### [Exercise objective]
Look through the material below and give the number of lines holding "graph", with no other words.
* start *
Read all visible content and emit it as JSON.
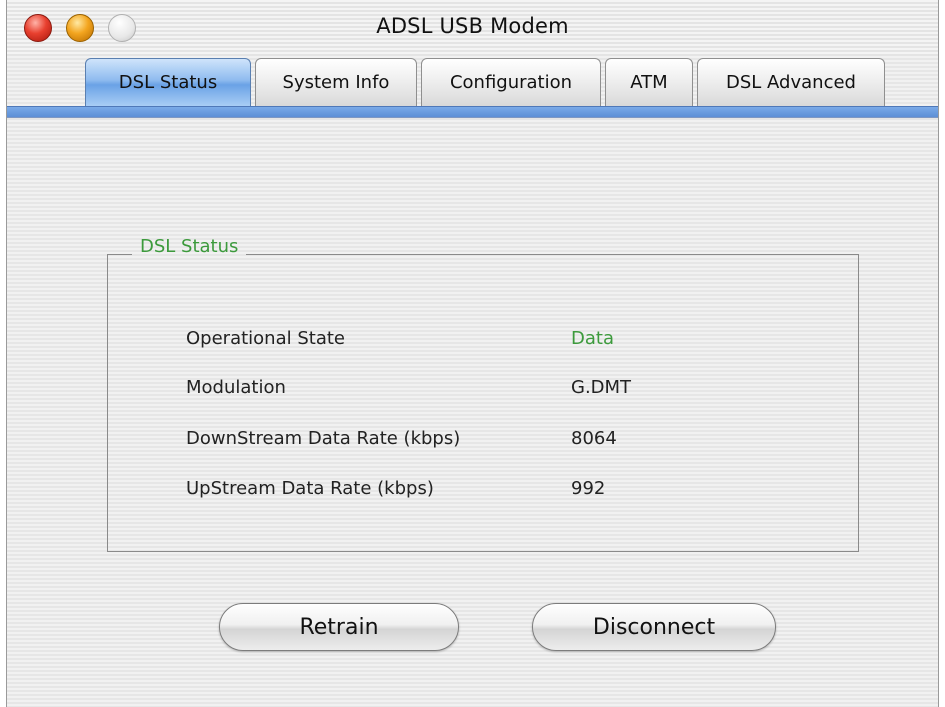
{
  "window": {
    "title": "ADSL USB Modem"
  },
  "tabs": [
    {
      "label": "DSL Status",
      "active": true
    },
    {
      "label": "System Info",
      "active": false
    },
    {
      "label": "Configuration",
      "active": false
    },
    {
      "label": "ATM",
      "active": false
    },
    {
      "label": "DSL Advanced",
      "active": false
    }
  ],
  "dsl_status": {
    "group_title": "DSL Status",
    "rows": [
      {
        "label": "Operational State",
        "value": "Data"
      },
      {
        "label": "Modulation",
        "value": "G.DMT"
      },
      {
        "label": "DownStream Data Rate (kbps)",
        "value": "8064"
      },
      {
        "label": "UpStream Data Rate (kbps)",
        "value": "992"
      }
    ]
  },
  "buttons": {
    "retrain": "Retrain",
    "disconnect": "Disconnect"
  },
  "colors": {
    "accent_tab": "#6aa2e6",
    "status_green": "#3c9a3c"
  }
}
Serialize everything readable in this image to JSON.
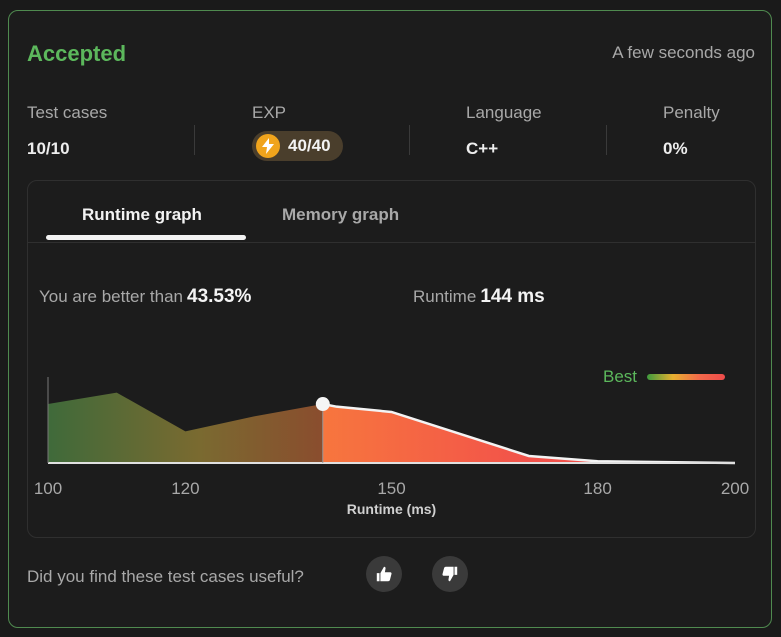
{
  "header": {
    "status": "Accepted",
    "time_ago": "A few seconds ago"
  },
  "stats": {
    "test_cases": {
      "label": "Test cases",
      "value": "10/10"
    },
    "exp": {
      "label": "EXP",
      "value": "40/40"
    },
    "language": {
      "label": "Language",
      "value": "C++"
    },
    "penalty": {
      "label": "Penalty",
      "value": "0%"
    }
  },
  "tabs": {
    "runtime": "Runtime graph",
    "memory": "Memory graph"
  },
  "metrics": {
    "better_label": "You are better than",
    "better_value": "43.53%",
    "runtime_label": "Runtime",
    "runtime_value": "144 ms"
  },
  "legend": {
    "label": "Best"
  },
  "chart_data": {
    "type": "area",
    "xlabel": "Runtime (ms)",
    "xlim": [
      100,
      200
    ],
    "xticks": [
      100,
      120,
      150,
      180,
      200
    ],
    "x": [
      100,
      110,
      120,
      130,
      140,
      142,
      150,
      170,
      180,
      200
    ],
    "y": [
      0.67,
      0.8,
      0.36,
      0.53,
      0.67,
      0.64,
      0.58,
      0.08,
      0.02,
      0.0
    ],
    "ylim": [
      0,
      1
    ],
    "marker": {
      "x": 140,
      "y": 0.67
    },
    "colors": {
      "best": "#3e9b3e",
      "mid": "#e8b030",
      "worst": "#ee4b4b"
    }
  },
  "feedback": {
    "question": "Did you find these test cases useful?"
  }
}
* end *
### [Response to this exercise]
2